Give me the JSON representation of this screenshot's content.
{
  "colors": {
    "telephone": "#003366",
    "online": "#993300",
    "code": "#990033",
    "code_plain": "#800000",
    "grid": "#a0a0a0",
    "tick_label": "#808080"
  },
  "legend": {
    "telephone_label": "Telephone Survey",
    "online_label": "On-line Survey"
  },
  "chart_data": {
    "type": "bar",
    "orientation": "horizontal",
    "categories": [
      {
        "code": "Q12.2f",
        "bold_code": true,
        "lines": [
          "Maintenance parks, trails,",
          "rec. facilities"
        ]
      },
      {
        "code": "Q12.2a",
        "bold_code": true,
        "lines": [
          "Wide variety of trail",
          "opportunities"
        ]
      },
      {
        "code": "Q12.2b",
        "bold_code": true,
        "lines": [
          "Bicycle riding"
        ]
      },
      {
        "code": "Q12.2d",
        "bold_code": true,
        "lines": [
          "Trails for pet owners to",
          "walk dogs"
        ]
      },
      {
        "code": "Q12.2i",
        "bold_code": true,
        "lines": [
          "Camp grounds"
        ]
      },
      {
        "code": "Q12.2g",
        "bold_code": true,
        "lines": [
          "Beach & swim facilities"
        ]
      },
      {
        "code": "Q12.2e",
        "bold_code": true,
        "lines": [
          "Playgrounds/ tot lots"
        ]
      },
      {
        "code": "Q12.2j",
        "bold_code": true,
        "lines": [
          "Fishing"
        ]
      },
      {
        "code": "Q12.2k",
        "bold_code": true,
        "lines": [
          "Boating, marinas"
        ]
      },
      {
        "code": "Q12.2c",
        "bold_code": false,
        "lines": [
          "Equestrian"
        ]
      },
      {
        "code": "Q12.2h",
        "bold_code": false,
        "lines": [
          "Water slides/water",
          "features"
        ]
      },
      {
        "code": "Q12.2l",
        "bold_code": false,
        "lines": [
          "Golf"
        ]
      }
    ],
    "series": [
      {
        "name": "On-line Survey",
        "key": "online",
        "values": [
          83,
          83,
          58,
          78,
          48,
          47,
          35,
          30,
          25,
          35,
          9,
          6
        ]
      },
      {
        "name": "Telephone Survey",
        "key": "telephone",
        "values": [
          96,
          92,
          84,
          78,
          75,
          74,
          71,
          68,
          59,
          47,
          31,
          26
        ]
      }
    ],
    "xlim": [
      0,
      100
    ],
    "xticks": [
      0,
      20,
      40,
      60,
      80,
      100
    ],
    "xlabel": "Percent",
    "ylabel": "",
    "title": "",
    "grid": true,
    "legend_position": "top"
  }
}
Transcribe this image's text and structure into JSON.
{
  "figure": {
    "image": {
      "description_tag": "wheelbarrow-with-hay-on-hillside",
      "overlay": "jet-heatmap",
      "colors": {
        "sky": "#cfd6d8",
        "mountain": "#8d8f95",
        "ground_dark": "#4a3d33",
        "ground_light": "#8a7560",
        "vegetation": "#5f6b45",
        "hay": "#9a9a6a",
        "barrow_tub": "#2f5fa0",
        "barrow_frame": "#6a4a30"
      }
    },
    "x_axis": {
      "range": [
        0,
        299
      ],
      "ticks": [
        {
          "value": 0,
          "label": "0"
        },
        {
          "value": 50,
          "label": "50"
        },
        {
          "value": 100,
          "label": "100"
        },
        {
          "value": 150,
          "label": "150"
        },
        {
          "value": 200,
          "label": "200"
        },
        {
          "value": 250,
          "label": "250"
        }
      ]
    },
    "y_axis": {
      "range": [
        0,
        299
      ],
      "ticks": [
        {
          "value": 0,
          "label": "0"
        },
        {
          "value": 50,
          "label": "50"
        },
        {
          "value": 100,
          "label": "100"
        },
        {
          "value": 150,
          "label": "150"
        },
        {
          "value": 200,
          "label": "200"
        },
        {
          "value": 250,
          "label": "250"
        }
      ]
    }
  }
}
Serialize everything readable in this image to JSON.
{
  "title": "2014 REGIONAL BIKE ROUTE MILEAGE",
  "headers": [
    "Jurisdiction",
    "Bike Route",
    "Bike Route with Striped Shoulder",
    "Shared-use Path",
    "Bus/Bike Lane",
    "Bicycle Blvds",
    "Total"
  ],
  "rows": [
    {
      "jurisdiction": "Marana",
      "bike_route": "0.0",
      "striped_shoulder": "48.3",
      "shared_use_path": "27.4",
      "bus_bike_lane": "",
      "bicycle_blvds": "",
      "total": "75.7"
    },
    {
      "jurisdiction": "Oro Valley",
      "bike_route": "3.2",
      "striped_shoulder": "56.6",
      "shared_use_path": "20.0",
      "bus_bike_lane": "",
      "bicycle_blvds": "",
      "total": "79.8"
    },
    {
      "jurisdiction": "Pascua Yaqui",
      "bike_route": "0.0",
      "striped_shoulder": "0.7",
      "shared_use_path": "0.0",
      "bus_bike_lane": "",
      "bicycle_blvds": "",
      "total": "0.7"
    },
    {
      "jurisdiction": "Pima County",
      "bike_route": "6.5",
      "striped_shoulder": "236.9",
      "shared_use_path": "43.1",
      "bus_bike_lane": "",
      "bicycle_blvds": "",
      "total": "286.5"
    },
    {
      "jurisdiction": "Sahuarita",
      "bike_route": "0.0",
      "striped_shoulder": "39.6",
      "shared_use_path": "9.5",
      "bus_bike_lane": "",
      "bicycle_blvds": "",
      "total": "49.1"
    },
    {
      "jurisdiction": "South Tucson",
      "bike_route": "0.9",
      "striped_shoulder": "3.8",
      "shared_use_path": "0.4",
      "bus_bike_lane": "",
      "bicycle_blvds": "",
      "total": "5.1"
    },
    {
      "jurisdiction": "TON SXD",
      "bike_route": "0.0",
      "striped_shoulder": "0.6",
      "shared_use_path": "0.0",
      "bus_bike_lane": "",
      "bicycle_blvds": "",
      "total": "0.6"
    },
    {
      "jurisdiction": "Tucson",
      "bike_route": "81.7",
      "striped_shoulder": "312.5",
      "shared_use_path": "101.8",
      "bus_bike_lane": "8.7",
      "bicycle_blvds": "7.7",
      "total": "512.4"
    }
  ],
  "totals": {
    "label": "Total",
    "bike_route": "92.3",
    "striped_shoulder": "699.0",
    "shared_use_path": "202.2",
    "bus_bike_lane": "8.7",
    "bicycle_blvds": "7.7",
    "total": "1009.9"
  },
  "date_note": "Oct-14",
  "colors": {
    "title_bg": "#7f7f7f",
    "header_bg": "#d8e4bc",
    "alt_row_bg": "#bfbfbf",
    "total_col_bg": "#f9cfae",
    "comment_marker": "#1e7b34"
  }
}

■ **Work required**:
Print the entries exactly. Include every one.

■ **Correct result**:
Give me the JSON representation of this screenshot's content.
{
  "colors": {
    "telephone": "#003366",
    "online": "#993300",
    "code": "#990033",
    "code_plain": "#800000",
    "grid": "#a0a0a0",
    "tick_label": "#808080"
  },
  "legend": {
    "telephone_label": "Telephone Survey",
    "online_label": "On-line Survey"
  },
  "chart_data": {
    "type": "bar",
    "orientation": "horizontal",
    "categories": [
      {
        "code": "Q12.2f",
        "bold_code": true,
        "lines": [
          "Maintenance parks, trails,",
          "rec. facilities"
        ]
      },
      {
        "code": "Q12.2a",
        "bold_code": true,
        "lines": [
          "Wide variety of trail",
          "opportunities"
        ]
      },
      {
        "code": "Q12.2b",
        "bold_code": true,
        "lines": [
          "Bicycle riding"
        ]
      },
      {
        "code": "Q12.2d",
        "bold_code": true,
        "lines": [
          "Trails for pet owners to",
          "walk dogs"
        ]
      },
      {
        "code": "Q12.2i",
        "bold_code": true,
        "lines": [
          "Camp grounds"
        ]
      },
      {
        "code": "Q12.2g",
        "bold_code": true,
        "lines": [
          "Beach & swim facilities"
        ]
      },
      {
        "code": "Q12.2e",
        "bold_code": true,
        "lines": [
          "Playgrounds/ tot lots"
        ]
      },
      {
        "code": "Q12.2j",
        "bold_code": true,
        "lines": [
          "Fishing"
        ]
      },
      {
        "code": "Q12.2k",
        "bold_code": true,
        "lines": [
          "Boating, marinas"
        ]
      },
      {
        "code": "Q12.2c",
        "bold_code": false,
        "lines": [
          "Equestrian"
        ]
      },
      {
        "code": "Q12.2h",
        "bold_code": false,
        "lines": [
          "Water slides/water",
          "features"
        ]
      },
      {
        "code": "Q12.2l",
        "bold_code": false,
        "lines": [
          "Golf"
        ]
      }
    ],
    "series": [
      {
        "name": "On-line Survey",
        "key": "online",
        "values": [
          83,
          83,
          58,
          78,
          48,
          47,
          35,
          30,
          25,
          35,
          9,
          6
        ]
      },
      {
        "name": "Telephone Survey",
        "key": "telephone",
        "values": [
          96,
          92,
          84,
          78,
          75,
          74,
          71,
          68,
          59,
          47,
          31,
          26
        ]
      }
    ],
    "xlim": [
      0,
      100
    ],
    "xticks": [
      0,
      20,
      40,
      60,
      80,
      100
    ],
    "xlabel": "Percent",
    "ylabel": "",
    "title": "",
    "grid": true,
    "legend_position": "top"
  }
}
Transcribe this image's text and structure into JSON.
{
  "figure": {
    "image": {
      "description_tag": "wheelbarrow-with-hay-on-hillside",
      "overlay": "jet-heatmap",
      "colors": {
        "sky": "#cfd6d8",
        "mountain": "#8d8f95",
        "ground_dark": "#4a3d33",
        "ground_light": "#8a7560",
        "vegetation": "#5f6b45",
        "hay": "#9a9a6a",
        "barrow_tub": "#2f5fa0",
        "barrow_frame": "#6a4a30"
      }
    },
    "x_axis": {
      "range": [
        0,
        299
      ],
      "ticks": [
        {
          "value": 0,
          "label": "0"
        },
        {
          "value": 50,
          "label": "50"
        },
        {
          "value": 100,
          "label": "100"
        },
        {
          "value": 150,
          "label": "150"
        },
        {
          "value": 200,
          "label": "200"
        },
        {
          "value": 250,
          "label": "250"
        }
      ]
    },
    "y_axis": {
      "range": [
        0,
        299
      ],
      "ticks": [
        {
          "value": 0,
          "label": "0"
        },
        {
          "value": 50,
          "label": "50"
        },
        {
          "value": 100,
          "label": "100"
        },
        {
          "value": 150,
          "label": "150"
        },
        {
          "value": 200,
          "label": "200"
        },
        {
          "value": 250,
          "label": "250"
        }
      ]
    }
  }
}
Serialize everything readable in this image to JSON.
{
  "title": "2014 REGIONAL BIKE ROUTE MILEAGE",
  "headers": [
    "Jurisdiction",
    "Bike Route",
    "Bike Route with Striped Shoulder",
    "Shared-use Path",
    "Bus/Bike Lane",
    "Bicycle Blvds",
    "Total"
  ],
  "rows": [
    {
      "jurisdiction": "Marana",
      "bike_route": "0.0",
      "striped_shoulder": "48.3",
      "shared_use_path": "27.4",
      "bus_bike_lane": "",
      "bicycle_blvds": "",
      "total": "75.7"
    },
    {
      "jurisdiction": "Oro Valley",
      "bike_route": "3.2",
      "striped_shoulder": "56.6",
      "shared_use_path": "20.0",
      "bus_bike_lane": "",
      "bicycle_blvds": "",
      "total": "79.8"
    },
    {
      "jurisdiction": "Pascua Yaqui",
      "bike_route": "0.0",
      "striped_shoulder": "0.7",
      "shared_use_path": "0.0",
      "bus_bike_lane": "",
      "bicycle_blvds": "",
      "total": "0.7"
    },
    {
      "jurisdiction": "Pima County",
      "bike_route": "6.5",
      "striped_shoulder": "236.9",
      "shared_use_path": "43.1",
      "bus_bike_lane": "",
      "bicycle_blvds": "",
      "total": "286.5"
    },
    {
      "jurisdiction": "Sahuarita",
      "bike_route": "0.0",
      "striped_shoulder": "39.6",
      "shared_use_path": "9.5",
      "bus_bike_lane": "",
      "bicycle_blvds": "",
      "total": "49.1"
    },
    {
      "jurisdiction": "South Tucson",
      "bike_route": "0.9",
      "striped_shoulder": "3.8",
      "shared_use_path": "0.4",
      "bus_bike_lane": "",
      "bicycle_blvds": "",
      "total": "5.1"
    },
    {
      "jurisdiction": "TON SXD",
      "bike_route": "0.0",
      "striped_shoulder": "0.6",
      "shared_use_path": "0.0",
      "bus_bike_lane": "",
      "bicycle_blvds": "",
      "total": "0.6"
    },
    {
      "jurisdiction": "Tucson",
      "bike_route": "81.7",
      "striped_shoulder": "312.5",
      "shared_use_path": "101.8",
      "bus_bike_lane": "8.7",
      "bicycle_blvds": "7.7",
      "total": "512.4"
    }
  ],
  "totals": {
    "label": "Total",
    "bike_route": "92.3",
    "striped_shoulder": "699.0",
    "shared_use_path": "202.2",
    "bus_bike_lane": "8.7",
    "bicycle_blvds": "7.7",
    "total": "1009.9"
  },
  "date_note": "Oct-14",
  "colors": {
    "title_bg": "#7f7f7f",
    "header_bg": "#d8e4bc",
    "alt_row_bg": "#bfbfbf",
    "total_col_bg": "#f9cfae",
    "comment_marker": "#1e7b34"
  }
}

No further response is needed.